## Material shown
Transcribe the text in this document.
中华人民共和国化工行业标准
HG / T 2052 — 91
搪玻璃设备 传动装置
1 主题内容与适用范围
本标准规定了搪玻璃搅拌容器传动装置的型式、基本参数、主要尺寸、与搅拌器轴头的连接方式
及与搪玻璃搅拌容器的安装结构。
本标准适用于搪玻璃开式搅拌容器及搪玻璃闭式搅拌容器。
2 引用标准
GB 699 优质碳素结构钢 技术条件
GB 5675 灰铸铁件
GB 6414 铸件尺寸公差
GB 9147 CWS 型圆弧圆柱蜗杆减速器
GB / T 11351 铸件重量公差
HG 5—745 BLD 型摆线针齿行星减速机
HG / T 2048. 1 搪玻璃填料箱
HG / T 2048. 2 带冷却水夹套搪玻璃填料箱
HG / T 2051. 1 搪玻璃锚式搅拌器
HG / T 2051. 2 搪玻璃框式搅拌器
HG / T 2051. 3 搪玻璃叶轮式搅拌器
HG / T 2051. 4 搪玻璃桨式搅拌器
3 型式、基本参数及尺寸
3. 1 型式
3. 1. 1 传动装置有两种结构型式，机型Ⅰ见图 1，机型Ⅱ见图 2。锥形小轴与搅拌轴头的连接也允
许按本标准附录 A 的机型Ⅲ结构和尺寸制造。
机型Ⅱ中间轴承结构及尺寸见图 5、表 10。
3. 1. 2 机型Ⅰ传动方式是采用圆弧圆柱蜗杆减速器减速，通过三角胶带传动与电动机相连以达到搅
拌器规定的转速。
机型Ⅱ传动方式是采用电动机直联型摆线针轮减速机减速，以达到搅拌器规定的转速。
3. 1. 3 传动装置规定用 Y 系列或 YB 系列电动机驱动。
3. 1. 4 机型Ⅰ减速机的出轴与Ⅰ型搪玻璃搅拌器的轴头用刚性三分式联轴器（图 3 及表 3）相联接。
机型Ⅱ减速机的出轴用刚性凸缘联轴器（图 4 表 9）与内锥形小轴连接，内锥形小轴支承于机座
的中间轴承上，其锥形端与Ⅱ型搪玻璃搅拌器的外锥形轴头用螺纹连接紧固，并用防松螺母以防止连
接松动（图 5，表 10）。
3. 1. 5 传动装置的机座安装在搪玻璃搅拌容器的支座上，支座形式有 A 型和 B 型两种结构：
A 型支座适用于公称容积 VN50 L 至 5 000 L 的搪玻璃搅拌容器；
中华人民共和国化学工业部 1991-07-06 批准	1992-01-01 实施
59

## Task to complete
Retype each record exactly, leaving nothing out.

## Solved exercise
Transcribe the text in this document.
中华人民共和国化工行业标准
HG / T 2052 — 91
搪玻璃设备 传动装置
1 主题内容与适用范围
本标准规定了搪玻璃搅拌容器传动装置的型式、基本参数、主要尺寸、与搅拌器轴头的连接方式
及与搪玻璃搅拌容器的安装结构。
本标准适用于搪玻璃开式搅拌容器及搪玻璃闭式搅拌容器。
2 引用标准
GB 699 优质碳素结构钢 技术条件
GB 5675 灰铸铁件
GB 6414 铸件尺寸公差
GB 9147 CWS 型圆弧圆柱蜗杆减速器
GB / T 11351 铸件重量公差
HG 5—745 BLD 型摆线针齿行星减速机
HG / T 2048. 1 搪玻璃填料箱
HG / T 2048. 2 带冷却水夹套搪玻璃填料箱
HG / T 2051. 1 搪玻璃锚式搅拌器
HG / T 2051. 2 搪玻璃框式搅拌器
HG / T 2051. 3 搪玻璃叶轮式搅拌器
HG / T 2051. 4 搪玻璃桨式搅拌器
3 型式、基本参数及尺寸
3. 1 型式
3. 1. 1 传动装置有两种结构型式，机型Ⅰ见图 1，机型Ⅱ见图 2。锥形小轴与搅拌轴头的连接也允
许按本标准附录 A 的机型Ⅲ结构和尺寸制造。
机型Ⅱ中间轴承结构及尺寸见图 5、表 10。
3. 1. 2 机型Ⅰ传动方式是采用圆弧圆柱蜗杆减速器减速，通过三角胶带传动与电动机相连以达到搅
拌器规定的转速。
机型Ⅱ传动方式是采用电动机直联型摆线针轮减速机减速，以达到搅拌器规定的转速。
3. 1. 3 传动装置规定用 Y 系列或 YB 系列电动机驱动。
3. 1. 4 机型Ⅰ减速机的出轴与Ⅰ型搪玻璃搅拌器的轴头用刚性三分式联轴器（图 3 及表 3）相联接。
机型Ⅱ减速机的出轴用刚性凸缘联轴器（图 4 表 9）与内锥形小轴连接，内锥形小轴支承于机座
的中间轴承上，其锥形端与Ⅱ型搪玻璃搅拌器的外锥形轴头用螺纹连接紧固，并用防松螺母以防止连
接松动（图 5，表 10）。
3. 1. 5 传动装置的机座安装在搪玻璃搅拌容器的支座上，支座形式有 A 型和 B 型两种结构：
A 型支座适用于公称容积 VN50 L 至 5 000 L 的搪玻璃搅拌容器；
中华人民共和国化学工业部 1991-07-06 批准	1992-01-01 实施
59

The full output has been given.